**Stated goal:**
Could you copy the lines in the records below verbatim, starting with the line containing "label CCVS1 value <box>289 217 332 249</box>" and ending with the line containing "resistor R5 <box>245 65 293 78</box>", both included?

--- begin Data to process ---

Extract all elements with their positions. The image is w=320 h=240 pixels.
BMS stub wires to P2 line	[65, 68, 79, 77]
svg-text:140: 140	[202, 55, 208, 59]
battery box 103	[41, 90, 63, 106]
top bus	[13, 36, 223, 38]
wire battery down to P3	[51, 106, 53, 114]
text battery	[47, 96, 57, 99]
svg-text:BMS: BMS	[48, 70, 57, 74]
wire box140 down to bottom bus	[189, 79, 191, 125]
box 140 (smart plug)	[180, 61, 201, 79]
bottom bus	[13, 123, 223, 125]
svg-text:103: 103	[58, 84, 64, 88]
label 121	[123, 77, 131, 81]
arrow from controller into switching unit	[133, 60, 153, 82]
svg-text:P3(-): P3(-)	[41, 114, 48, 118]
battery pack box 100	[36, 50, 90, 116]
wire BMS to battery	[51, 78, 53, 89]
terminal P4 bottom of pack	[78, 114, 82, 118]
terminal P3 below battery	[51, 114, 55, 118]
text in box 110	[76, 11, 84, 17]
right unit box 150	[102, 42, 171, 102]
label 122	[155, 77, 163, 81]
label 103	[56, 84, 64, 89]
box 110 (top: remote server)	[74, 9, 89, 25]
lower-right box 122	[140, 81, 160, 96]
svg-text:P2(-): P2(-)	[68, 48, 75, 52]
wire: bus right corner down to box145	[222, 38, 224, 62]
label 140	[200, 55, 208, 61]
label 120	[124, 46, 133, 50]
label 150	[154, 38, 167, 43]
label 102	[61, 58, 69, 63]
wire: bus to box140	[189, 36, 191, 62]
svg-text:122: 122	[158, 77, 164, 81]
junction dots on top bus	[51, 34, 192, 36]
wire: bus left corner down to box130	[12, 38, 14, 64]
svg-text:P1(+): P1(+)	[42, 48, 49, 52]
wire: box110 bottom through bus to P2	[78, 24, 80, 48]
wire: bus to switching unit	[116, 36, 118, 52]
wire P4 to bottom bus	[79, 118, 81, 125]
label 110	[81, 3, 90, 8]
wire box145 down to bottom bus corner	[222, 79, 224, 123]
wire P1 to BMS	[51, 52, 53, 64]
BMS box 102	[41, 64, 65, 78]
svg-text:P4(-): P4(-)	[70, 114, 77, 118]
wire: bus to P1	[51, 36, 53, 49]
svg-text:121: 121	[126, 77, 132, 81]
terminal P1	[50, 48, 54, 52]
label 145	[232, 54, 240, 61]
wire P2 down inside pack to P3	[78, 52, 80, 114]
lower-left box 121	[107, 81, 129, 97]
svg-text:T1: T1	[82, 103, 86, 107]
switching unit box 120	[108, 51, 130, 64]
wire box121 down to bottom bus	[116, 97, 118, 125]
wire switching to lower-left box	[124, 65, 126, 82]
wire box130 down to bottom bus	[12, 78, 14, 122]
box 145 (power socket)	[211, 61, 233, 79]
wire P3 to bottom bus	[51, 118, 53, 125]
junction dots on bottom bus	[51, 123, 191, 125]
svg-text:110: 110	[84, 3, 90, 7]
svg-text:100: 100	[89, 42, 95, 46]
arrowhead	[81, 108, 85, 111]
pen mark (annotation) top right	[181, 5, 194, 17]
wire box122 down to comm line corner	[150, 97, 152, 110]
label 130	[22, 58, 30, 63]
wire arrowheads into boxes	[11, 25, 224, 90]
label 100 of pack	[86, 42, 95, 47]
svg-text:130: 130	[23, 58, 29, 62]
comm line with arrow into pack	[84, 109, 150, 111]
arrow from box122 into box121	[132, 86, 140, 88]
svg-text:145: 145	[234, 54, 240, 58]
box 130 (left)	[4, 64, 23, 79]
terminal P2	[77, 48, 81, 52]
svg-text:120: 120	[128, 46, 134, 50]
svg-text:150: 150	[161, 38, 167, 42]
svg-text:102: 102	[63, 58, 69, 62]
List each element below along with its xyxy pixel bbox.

--- end Data to process ---
--- begin Data to process ---

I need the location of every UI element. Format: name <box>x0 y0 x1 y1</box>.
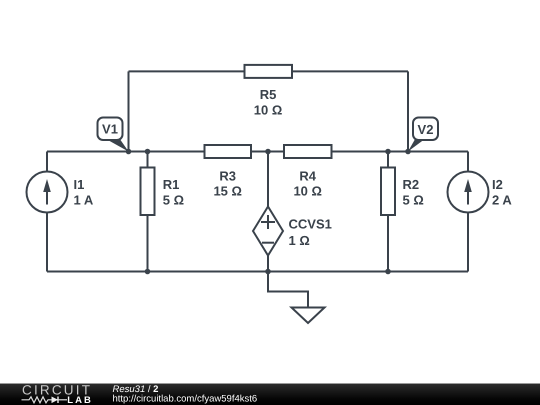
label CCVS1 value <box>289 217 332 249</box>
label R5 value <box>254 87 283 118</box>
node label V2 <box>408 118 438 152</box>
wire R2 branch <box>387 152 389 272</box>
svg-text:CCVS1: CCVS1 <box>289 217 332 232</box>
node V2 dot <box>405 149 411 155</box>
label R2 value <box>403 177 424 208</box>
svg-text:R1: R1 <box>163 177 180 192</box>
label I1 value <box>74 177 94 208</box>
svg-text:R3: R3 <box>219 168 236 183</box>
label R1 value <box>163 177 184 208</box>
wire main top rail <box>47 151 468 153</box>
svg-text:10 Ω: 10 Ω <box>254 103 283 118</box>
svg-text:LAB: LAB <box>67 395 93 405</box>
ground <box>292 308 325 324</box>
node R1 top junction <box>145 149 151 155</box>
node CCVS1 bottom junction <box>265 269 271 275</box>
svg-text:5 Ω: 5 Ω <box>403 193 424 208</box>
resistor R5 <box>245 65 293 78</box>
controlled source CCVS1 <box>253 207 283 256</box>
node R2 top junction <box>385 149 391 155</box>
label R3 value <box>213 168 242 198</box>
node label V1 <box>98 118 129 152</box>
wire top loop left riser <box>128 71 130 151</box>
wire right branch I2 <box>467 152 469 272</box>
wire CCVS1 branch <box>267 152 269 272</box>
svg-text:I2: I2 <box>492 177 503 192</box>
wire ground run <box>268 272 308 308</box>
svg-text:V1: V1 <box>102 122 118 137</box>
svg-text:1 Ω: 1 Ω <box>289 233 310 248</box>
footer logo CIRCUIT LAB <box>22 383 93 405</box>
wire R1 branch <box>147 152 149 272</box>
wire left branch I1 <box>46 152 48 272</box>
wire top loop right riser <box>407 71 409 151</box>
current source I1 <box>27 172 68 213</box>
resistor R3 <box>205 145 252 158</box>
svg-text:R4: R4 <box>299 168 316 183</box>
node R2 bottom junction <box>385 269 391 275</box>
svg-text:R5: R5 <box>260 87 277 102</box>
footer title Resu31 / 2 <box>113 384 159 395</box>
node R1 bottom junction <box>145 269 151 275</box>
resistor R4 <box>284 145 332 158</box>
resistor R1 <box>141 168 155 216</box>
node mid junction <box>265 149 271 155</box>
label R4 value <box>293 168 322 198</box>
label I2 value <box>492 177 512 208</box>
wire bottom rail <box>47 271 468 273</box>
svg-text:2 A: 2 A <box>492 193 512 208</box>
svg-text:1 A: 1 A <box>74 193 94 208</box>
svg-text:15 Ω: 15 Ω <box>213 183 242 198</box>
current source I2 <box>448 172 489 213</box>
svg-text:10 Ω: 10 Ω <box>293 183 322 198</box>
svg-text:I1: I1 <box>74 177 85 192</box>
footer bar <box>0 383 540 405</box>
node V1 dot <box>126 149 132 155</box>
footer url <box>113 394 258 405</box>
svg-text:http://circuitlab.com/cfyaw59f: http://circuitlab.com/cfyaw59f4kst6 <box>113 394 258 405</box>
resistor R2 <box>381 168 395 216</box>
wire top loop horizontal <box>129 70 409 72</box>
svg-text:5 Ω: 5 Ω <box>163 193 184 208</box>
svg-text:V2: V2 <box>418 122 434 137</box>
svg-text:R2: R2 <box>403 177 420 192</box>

--- end Data to process ---

**Result below:**
label CCVS1 value <box>289 217 332 249</box>
label R5 value <box>254 87 283 118</box>
node label V2 <box>408 118 438 152</box>
wire R2 branch <box>387 152 389 272</box>
svg-text:CCVS1: CCVS1 <box>289 217 332 232</box>
node V2 dot <box>405 149 411 155</box>
label R2 value <box>403 177 424 208</box>
svg-text:R1: R1 <box>163 177 180 192</box>
label I1 value <box>74 177 94 208</box>
svg-text:R3: R3 <box>219 168 236 183</box>
label R1 value <box>163 177 184 208</box>
wire main top rail <box>47 151 468 153</box>
svg-text:10 Ω: 10 Ω <box>254 103 283 118</box>
svg-text:LAB: LAB <box>67 395 93 405</box>
ground <box>292 308 325 324</box>
node R1 top junction <box>145 149 151 155</box>
node CCVS1 bottom junction <box>265 269 271 275</box>
svg-text:5 Ω: 5 Ω <box>403 193 424 208</box>
resistor R5 <box>245 65 293 78</box>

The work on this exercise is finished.